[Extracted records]
+++

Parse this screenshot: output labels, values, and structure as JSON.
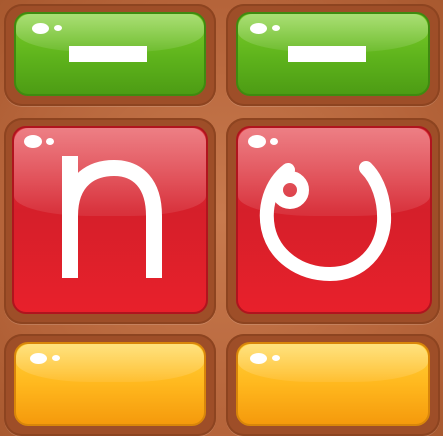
{
  "board": {
    "tiles": [
      {
        "row": "top",
        "col": "left",
        "color": "green",
        "symbol": "minus"
      },
      {
        "row": "top",
        "col": "right",
        "color": "green",
        "symbol": "minus"
      },
      {
        "row": "middle",
        "col": "left",
        "color": "red",
        "glyph": "n"
      },
      {
        "row": "middle",
        "col": "right",
        "color": "red",
        "glyph": "ల"
      },
      {
        "row": "bottom",
        "col": "left",
        "color": "orange",
        "symbol": "none"
      },
      {
        "row": "bottom",
        "col": "right",
        "color": "orange",
        "symbol": "none"
      }
    ]
  },
  "colors": {
    "green": "#5eb31c",
    "red": "#d51f2a",
    "orange": "#ffb81e",
    "wood": "#b8663c"
  }
}
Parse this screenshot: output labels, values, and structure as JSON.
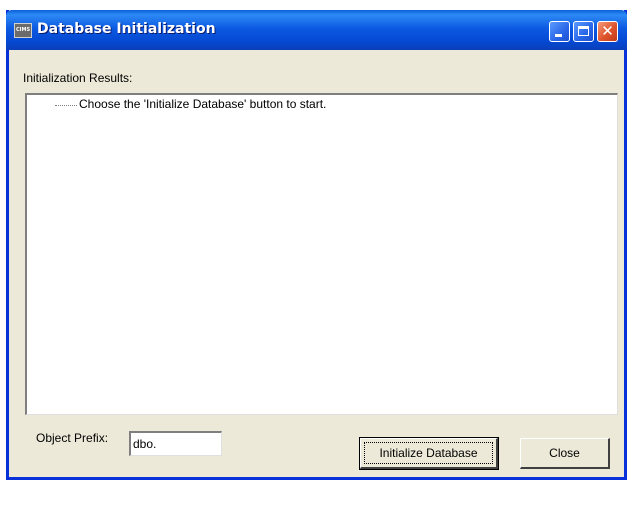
{
  "window": {
    "title": "Database Initialization",
    "app_icon_text": "CIMS",
    "title_color": "#0a5fd8",
    "window_bg": "#ece9d8"
  },
  "results": {
    "label": "Initialization Results:",
    "items": [
      "Choose the 'Initialize Database' button to start."
    ]
  },
  "prefix": {
    "label": "Object Prefix:",
    "value": "dbo."
  },
  "buttons": {
    "initialize_label": "Initialize Database",
    "close_label": "Close"
  },
  "caption_buttons": {
    "minimize_icon": "minimize-icon",
    "maximize_icon": "maximize-icon",
    "close_icon": "close-icon"
  }
}
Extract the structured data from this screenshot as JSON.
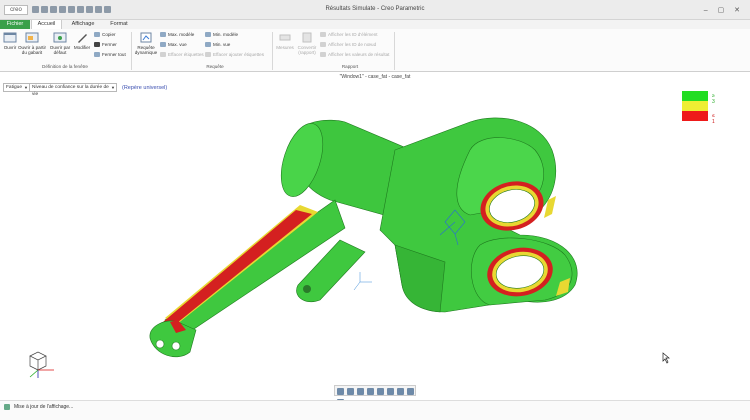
{
  "window": {
    "logo": "creo",
    "title": "Résultats Simulate - Creo Parametric",
    "controls": "– ▢ ✕"
  },
  "tabs": [
    {
      "label": "Fichier"
    },
    {
      "label": "Accueil"
    },
    {
      "label": "Affichage"
    },
    {
      "label": "Format"
    }
  ],
  "ribbon": {
    "window_group": {
      "label": "Définition de la fenêtre",
      "ouvrir": "Ouvrir",
      "ouvrir_partir": "Ouvrir à partir du gabarit",
      "ouvrir_defaut": "Ouvrir par défaut",
      "modifier": "Modifier",
      "copier": "Copier",
      "fermer": "Fermer",
      "fermer_tout": "Fermer tout"
    },
    "query_group": {
      "label": "Requête",
      "requete": "Requête dynamique",
      "max_modele": "Max. modèle",
      "max_vue": "Max. vue",
      "effacer_etiquettes": "Effacer étiquettes",
      "min_modele": "Min. modèle",
      "min_vue": "Min. vue",
      "effacer_ajouter": "Effacer ajouter étiquettes"
    },
    "report_group": {
      "label": "Rapport",
      "mesures": "Mesures",
      "convertir": "Convertir (rapport)",
      "afficher_elements": "Afficher les ID d'élément",
      "afficher_noeuds": "Afficher les ID de nœud",
      "afficher_valeurs": "Afficher les valeurs de résultat"
    }
  },
  "viewer": {
    "window_title": "\"Window1\" - case_fat - case_fat",
    "result_type": "Fatigue",
    "quantity": "Niveau de confiance sur la durée de vie",
    "reference": "(Repère universel)"
  },
  "legend": {
    "colors": [
      "#22dd22",
      "#eeee33",
      "#ee1a1a"
    ],
    "labels": [
      "≥ 3",
      "",
      "≤ 1"
    ]
  },
  "status": {
    "text": "Mise à jour de l'affichage..."
  }
}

+++

What is asked =>
Gather all lines where the word "Afficher" appears.

Correct answer =>
      "afficher_elements": "Afficher les ID d'élément",
      "afficher_noeuds": "Afficher les ID de nœud",
      "afficher_valeurs": "Afficher les valeurs de résultat"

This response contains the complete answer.